→ What is asked: Write out the complete material exactly as it stands.

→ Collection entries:
* START *

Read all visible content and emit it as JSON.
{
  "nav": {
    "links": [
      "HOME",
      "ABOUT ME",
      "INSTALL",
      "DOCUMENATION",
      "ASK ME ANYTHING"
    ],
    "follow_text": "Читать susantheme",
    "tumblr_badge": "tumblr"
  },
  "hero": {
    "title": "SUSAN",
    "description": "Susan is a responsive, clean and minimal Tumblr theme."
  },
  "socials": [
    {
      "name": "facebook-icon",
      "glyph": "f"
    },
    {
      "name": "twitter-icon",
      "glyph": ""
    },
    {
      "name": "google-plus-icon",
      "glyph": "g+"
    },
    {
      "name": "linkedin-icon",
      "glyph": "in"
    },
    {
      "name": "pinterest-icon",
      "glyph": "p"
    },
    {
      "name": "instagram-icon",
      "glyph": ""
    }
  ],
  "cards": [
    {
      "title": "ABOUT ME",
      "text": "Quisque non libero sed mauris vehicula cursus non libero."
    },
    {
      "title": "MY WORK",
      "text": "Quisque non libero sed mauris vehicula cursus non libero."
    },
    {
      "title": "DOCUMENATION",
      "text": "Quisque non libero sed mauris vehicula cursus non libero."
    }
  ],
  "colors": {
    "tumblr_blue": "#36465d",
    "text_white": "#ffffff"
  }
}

* END *

→ Result for this exercise:
Read all visible content and emit it as JSON.
{
  "nav": {
    "links": [
      "HOME",
      "ABOUT ME",
      "INSTALL",
      "DOCUMENATION",
      "ASK ME ANYTHING"
    ],
    "follow_text": "Читать susantheme",
    "tumblr_badge": "tumblr"
  },
  "hero": {
    "title": "SUSAN",
    "description": "Susan is a responsive, clean and minimal Tumblr theme."
  },
  "socials": [
    {
      "name": "facebook-icon",
      "glyph": "f"
    },
    {
      "name": "twitter-icon",
      "glyph": ""
    },
    {
      "name": "google-plus-icon",
      "glyph": "g+"
    },
    {
      "name": "linkedin-icon",
      "glyph": "in"
    },
    {
      "name": "pinterest-icon",
      "glyph": "p"
    },
    {
      "name": "instagram-icon",
      "glyph": ""
    }
  ],
  "cards": [
    {
      "title": "ABOUT ME",
      "text": "Quisque non libero sed mauris vehicula cursus non libero."
    },
    {
      "title": "MY WORK",
      "text": "Quisque non libero sed mauris vehicula cursus non libero."
    },
    {
      "title": "DOCUMENATION",
      "text": "Quisque non libero sed mauris vehicula cursus non libero."
    }
  ],
  "colors": {
    "tumblr_blue": "#36465d",
    "text_white": "#ffffff"
  }
}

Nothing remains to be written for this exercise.